Prompt> Leave out the images; return the rest of the data exactly.

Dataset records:
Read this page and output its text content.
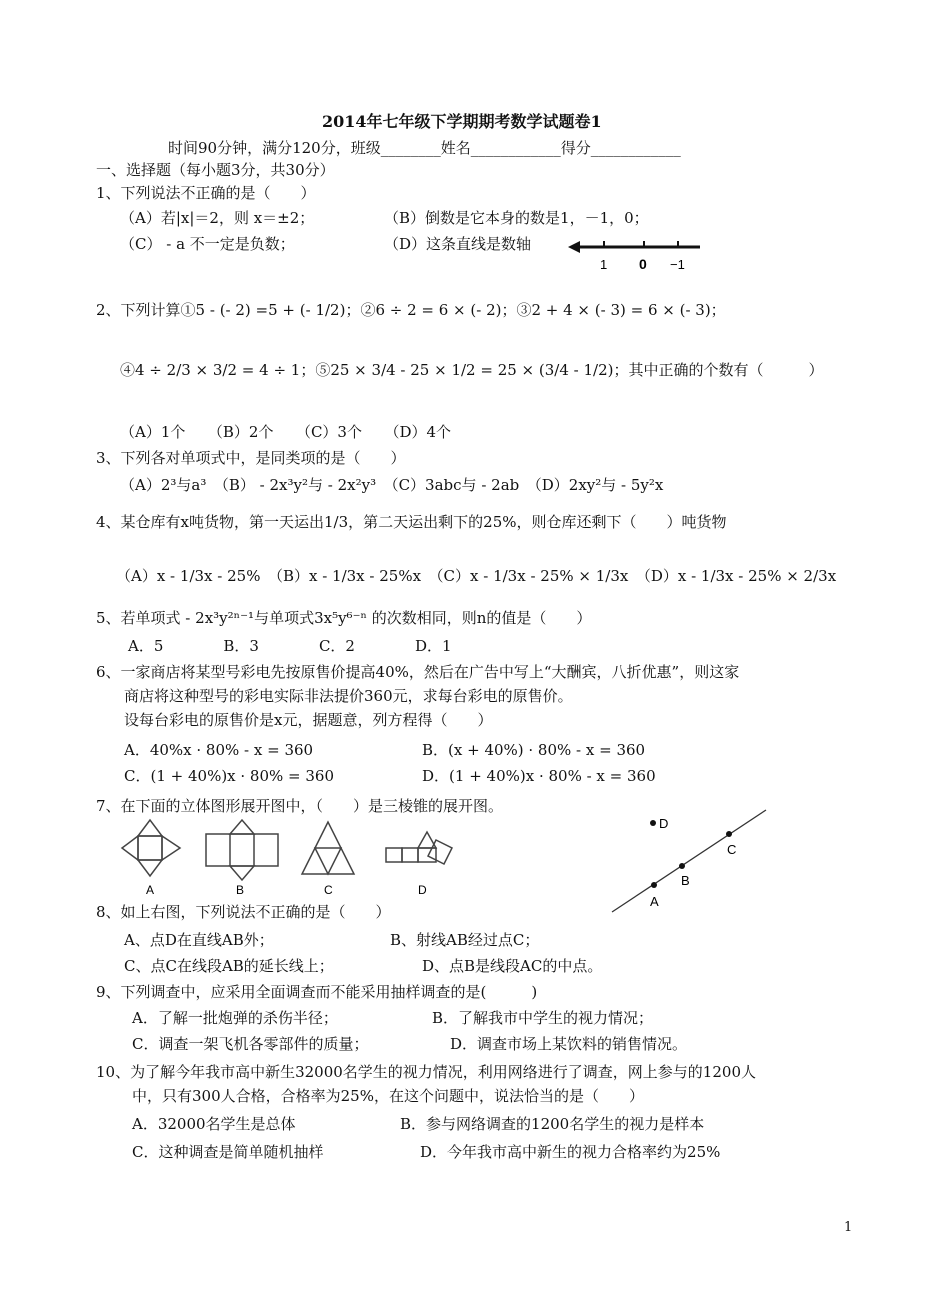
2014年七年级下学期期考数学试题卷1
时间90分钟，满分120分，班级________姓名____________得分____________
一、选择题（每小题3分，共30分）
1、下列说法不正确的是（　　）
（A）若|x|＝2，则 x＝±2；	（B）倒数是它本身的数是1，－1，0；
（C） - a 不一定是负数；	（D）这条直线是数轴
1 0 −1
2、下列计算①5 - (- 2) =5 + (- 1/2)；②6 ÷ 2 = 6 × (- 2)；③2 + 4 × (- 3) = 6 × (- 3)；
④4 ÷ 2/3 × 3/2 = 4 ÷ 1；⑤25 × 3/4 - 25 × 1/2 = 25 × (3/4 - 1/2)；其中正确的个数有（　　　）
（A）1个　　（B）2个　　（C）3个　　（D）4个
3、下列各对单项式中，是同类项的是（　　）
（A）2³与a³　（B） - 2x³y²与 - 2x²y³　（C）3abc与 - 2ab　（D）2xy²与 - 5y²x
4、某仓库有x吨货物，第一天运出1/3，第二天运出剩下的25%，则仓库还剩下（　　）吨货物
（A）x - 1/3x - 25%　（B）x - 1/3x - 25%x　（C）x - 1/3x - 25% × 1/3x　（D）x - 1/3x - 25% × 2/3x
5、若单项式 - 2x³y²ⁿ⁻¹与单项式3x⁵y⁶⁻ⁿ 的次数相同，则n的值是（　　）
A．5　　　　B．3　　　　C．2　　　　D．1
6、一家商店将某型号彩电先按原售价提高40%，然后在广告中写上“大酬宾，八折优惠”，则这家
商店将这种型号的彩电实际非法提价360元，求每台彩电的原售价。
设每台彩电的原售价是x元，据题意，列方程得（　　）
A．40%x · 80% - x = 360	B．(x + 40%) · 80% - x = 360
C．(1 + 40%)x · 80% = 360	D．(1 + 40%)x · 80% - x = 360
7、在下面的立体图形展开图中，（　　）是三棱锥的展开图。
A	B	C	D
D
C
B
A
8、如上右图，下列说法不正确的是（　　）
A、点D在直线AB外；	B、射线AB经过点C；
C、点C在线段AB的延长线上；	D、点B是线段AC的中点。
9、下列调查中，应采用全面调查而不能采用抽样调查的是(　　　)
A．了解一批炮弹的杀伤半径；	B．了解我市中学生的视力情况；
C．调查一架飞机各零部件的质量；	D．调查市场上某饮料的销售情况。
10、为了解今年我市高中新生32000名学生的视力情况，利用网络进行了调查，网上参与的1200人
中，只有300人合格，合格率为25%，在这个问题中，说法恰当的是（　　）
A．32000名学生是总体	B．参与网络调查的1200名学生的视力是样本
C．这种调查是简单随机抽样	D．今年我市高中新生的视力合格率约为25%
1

Solution to this exercise>
Read this page and output its text content.
2014年七年级下学期期考数学试题卷1
时间90分钟，满分120分，班级________姓名____________得分____________
一、选择题（每小题3分，共30分）
1、下列说法不正确的是（　　）
（A）若|x|＝2，则 x＝±2；	（B）倒数是它本身的数是1，－1，0；
（C） - a 不一定是负数；	（D）这条直线是数轴
1 0 −1
2、下列计算①5 - (- 2) =5 + (- 1/2)；②6 ÷ 2 = 6 × (- 2)；③2 + 4 × (- 3) = 6 × (- 3)；
④4 ÷ 2/3 × 3/2 = 4 ÷ 1；⑤25 × 3/4 - 25 × 1/2 = 25 × (3/4 - 1/2)；其中正确的个数有（　　　）
（A）1个　　（B）2个　　（C）3个　　（D）4个
3、下列各对单项式中，是同类项的是（　　）
（A）2³与a³　（B） - 2x³y²与 - 2x²y³　（C）3abc与 - 2ab　（D）2xy²与 - 5y²x
4、某仓库有x吨货物，第一天运出1/3，第二天运出剩下的25%，则仓库还剩下（　　）吨货物
（A）x - 1/3x - 25%　（B）x - 1/3x - 25%x　（C）x - 1/3x - 25% × 1/3x　（D）x - 1/3x - 25% × 2/3x
5、若单项式 - 2x³y²ⁿ⁻¹与单项式3x⁵y⁶⁻ⁿ 的次数相同，则n的值是（　　）
A．5　　　　B．3　　　　C．2　　　　D．1
6、一家商店将某型号彩电先按原售价提高40%，然后在广告中写上“大酬宾，八折优惠”，则这家
商店将这种型号的彩电实际非法提价360元，求每台彩电的原售价。
设每台彩电的原售价是x元，据题意，列方程得（　　）
A．40%x · 80% - x = 360	B．(x + 40%) · 80% - x = 360
C．(1 + 40%)x · 80% = 360	D．(1 + 40%)x · 80% - x = 360
7、在下面的立体图形展开图中，（　　）是三棱锥的展开图。
A	B	C	D
D
C
B
A
8、如上右图，下列说法不正确的是（　　）
A、点D在直线AB外；	B、射线AB经过点C；
C、点C在线段AB的延长线上；	D、点B是线段AC的中点。
9、下列调查中，应采用全面调查而不能采用抽样调查的是(　　　)
A．了解一批炮弹的杀伤半径；	B．了解我市中学生的视力情况；
C．调查一架飞机各零部件的质量；	D．调查市场上某饮料的销售情况。
10、为了解今年我市高中新生32000名学生的视力情况，利用网络进行了调查，网上参与的1200人
中，只有300人合格，合格率为25%，在这个问题中，说法恰当的是（　　）
A．32000名学生是总体	B．参与网络调查的1200名学生的视力是样本
C．这种调查是简单随机抽样	D．今年我市高中新生的视力合格率约为25%
1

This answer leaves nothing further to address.